====== Page text ======

Markets & Finance

Europe Stocks Fall


European stock markets closed lower on Monday. In London, the Financial Times-Stock Exchange Lost 25.10 points, or 0.53%, to close at 4722.80, as the lower dollar put the brakes on any hopes of the FTSE heading into positive territory. BAE Systems suffered the largest drop on the FTSE 100, losing 4.66%, as investors took a negative view of its update regarding the Eurofighter Typhoon program. The company signalled a progressive reduction in its margins as a consequence of a higher volume of lower margin UK Ministry of Defense support activity and a drop in its Saudi operating margins. Pharma stocks were sharply down after the UK's medicines agency tightened warnings on antidepressants. GlaxoSmithKline and AstraZeneca suffered on the news. Smiths Group jumped 2.09% after agreeing to buy privately-owned medical devices firm Medex for $925 million. HSBC said its chairman David Eldon is to retire at its annual general meeting on May 27, 2005, and will be replaced by Vincent Cheng, vice chairman and CEO of Hang Seng Bank since 1998.

Germany's DAX lost 14.96 points, or 0.18%, to close at 4193.91, as oil prices rose. Trading volume was thin with most institutional investors sidelined, unsure as to the direction of the next move. German Factory Orders rose by an unexpected 1.1% with most analysts having forecast a fall. The rise was fueled by an increase in large-scale domestic contracts. Among local stocks moving today, auto stocks dipped as the euro strengthened. Thyssen rose 0.69% after CEO Schultz said sales could reach 45 billion euros by 2007. Commerzbank edged up 0.33%, the bank said it had sold a 4.3% stake in Brazilian Unibanco for around 66 million euro and was upgraded by UBS.

======

Exercise description>
Can you carry on the European stock market report from the point where it stops? None of these lines are needed.

====== Listed records ======

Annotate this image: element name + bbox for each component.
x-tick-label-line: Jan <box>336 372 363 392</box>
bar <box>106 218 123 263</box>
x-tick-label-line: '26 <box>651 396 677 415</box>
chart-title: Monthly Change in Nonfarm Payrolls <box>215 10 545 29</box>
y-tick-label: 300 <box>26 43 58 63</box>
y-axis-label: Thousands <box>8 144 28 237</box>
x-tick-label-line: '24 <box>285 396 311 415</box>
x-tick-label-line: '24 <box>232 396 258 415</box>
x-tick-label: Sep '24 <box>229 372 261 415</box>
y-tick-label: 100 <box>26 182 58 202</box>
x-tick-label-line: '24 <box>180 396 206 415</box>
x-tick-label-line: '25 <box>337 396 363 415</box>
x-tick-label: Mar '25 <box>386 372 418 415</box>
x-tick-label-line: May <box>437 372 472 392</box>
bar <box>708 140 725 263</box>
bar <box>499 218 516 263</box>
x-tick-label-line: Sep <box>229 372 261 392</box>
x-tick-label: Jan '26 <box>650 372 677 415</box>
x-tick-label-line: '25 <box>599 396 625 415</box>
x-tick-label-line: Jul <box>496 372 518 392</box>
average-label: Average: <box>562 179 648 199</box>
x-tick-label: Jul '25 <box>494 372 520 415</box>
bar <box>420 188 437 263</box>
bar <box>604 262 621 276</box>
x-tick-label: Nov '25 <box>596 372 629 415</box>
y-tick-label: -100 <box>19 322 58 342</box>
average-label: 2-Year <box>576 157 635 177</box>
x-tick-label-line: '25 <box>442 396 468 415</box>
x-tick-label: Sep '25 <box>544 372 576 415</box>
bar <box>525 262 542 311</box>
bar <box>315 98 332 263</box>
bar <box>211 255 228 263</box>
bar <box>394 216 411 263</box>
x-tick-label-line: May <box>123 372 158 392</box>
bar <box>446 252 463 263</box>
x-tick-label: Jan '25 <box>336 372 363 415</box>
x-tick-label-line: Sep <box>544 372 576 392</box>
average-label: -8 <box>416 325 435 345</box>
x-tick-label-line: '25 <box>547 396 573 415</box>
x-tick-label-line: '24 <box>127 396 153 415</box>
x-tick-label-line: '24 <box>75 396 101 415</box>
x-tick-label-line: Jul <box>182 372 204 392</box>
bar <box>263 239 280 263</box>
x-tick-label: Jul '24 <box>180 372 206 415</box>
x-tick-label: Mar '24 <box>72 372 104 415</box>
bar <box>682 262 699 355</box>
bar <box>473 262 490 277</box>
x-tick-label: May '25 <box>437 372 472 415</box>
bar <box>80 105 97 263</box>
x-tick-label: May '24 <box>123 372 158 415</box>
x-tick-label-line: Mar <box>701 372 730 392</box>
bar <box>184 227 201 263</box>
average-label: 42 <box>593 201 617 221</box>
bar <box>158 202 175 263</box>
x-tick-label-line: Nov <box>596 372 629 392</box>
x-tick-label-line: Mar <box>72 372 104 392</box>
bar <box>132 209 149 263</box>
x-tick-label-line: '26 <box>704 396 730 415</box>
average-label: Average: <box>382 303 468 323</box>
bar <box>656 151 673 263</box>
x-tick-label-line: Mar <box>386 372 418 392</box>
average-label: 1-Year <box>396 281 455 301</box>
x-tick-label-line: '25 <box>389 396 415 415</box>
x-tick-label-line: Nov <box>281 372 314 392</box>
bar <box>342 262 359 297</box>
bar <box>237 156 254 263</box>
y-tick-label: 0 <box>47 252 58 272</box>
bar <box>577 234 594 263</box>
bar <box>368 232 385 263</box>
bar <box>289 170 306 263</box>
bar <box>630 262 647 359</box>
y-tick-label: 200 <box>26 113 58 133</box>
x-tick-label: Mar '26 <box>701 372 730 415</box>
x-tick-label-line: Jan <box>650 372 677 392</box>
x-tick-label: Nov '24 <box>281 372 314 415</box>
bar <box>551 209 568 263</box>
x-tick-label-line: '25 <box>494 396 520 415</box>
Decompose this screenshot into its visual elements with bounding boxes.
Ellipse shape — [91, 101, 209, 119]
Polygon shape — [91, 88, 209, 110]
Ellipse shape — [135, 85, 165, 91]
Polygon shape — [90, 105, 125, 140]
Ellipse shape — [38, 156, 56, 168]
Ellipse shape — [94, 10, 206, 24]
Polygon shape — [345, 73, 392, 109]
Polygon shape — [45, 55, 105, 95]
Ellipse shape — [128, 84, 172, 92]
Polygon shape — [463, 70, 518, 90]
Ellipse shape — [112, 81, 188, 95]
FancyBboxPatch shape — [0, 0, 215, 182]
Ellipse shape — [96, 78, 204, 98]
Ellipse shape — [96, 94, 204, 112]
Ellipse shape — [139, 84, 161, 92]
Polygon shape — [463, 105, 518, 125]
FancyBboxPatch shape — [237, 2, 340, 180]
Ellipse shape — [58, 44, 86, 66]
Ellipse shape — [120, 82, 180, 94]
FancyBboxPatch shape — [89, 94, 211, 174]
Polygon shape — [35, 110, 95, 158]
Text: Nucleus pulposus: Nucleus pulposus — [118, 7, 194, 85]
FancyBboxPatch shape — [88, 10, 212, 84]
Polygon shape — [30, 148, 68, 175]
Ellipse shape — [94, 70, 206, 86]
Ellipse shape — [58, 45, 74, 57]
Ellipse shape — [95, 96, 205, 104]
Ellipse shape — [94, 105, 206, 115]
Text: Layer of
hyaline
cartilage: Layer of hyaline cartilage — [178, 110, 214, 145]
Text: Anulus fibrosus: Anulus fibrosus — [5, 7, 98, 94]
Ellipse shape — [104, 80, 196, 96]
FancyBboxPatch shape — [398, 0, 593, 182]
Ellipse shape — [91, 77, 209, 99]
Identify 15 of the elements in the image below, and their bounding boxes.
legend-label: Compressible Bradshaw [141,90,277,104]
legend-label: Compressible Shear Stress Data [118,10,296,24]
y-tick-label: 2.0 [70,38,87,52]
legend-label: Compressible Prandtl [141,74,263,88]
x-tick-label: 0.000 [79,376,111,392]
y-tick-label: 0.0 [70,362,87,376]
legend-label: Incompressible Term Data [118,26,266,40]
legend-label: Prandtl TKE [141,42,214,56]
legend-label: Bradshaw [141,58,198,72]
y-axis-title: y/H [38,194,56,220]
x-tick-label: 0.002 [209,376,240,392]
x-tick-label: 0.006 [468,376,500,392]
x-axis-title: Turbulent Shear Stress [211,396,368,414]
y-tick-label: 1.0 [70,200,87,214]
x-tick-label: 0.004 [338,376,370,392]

======

Answer section>
In France, the CAC-40 lost 16.12 points, or 0.43%, to close at 3767.39, as Wall Street moved lower amid a spike in crude prices and falling drug stocks. An attack on a U.S. consulate in Saudi Arabia pushed oil prices higher ahead of OPEC's meeting on Friday. Merrill Lynch's downgrade of Pfizer and Wyeth weighed on the pharma sector. At home, banking stocks were a drag on the index, although newsflow was limited. BNP-P and SocGen were down 0.66% and 0.63% respectively. Total slipped 0.43% after declaring it will find 2004 difficult to beat as the dollar falls to record lows against the euro. The weak greenback also hurt auto stocks. PSA and Renault were down 1.42% and 0.9% respectively. Luxury goods stocks slipped as Morgan Stanley expressed its cautious view of the industry. LVMH was down 0.93% and PPR was down 0.39%.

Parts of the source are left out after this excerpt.